**Stored records:**
┄┄┄┄┄┄
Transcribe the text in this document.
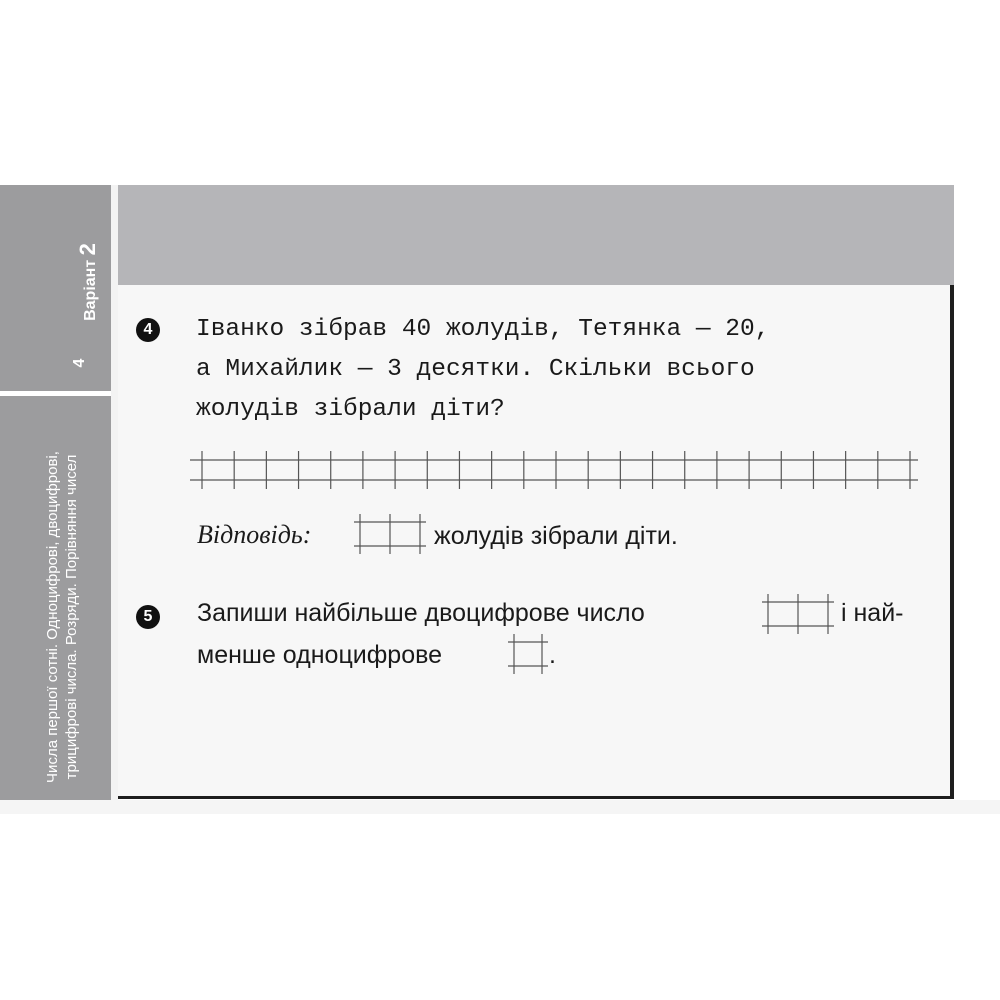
Варіант 2
4
Числа першої сотні. Одноцифрові, двоцифрові, трицифрові числа. Розряди. Порівняння чисел
4	Іванко зібрав 40 жолудів, Тетянка — 20,
а Михайлик — 3 десятки. Скільки всього
жолудів зібрали діти?
Відповідь:	жолудів зібрали діти.
5	Запиши найбільше двоцифрове число	і най-
менше одноцифрове	.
┄┄┄┄┄┄
**What you are asked to do:** Exclude the pictures. Write out the remaining data exactly.

**Exercise solution:**
Transcribe the text in this document.
Варіант 2
4
Числа першої сотні. Одноцифрові, двоцифрові, трицифрові числа. Розряди. Порівняння чисел
4	Іванко зібрав 40 жолудів, Тетянка — 20,
а Михайлик — 3 десятки. Скільки всього
жолудів зібрали діти?
Відповідь:	жолудів зібрали діти.
5	Запиши найбільше двоцифрове число	і най-
менше одноцифрове	.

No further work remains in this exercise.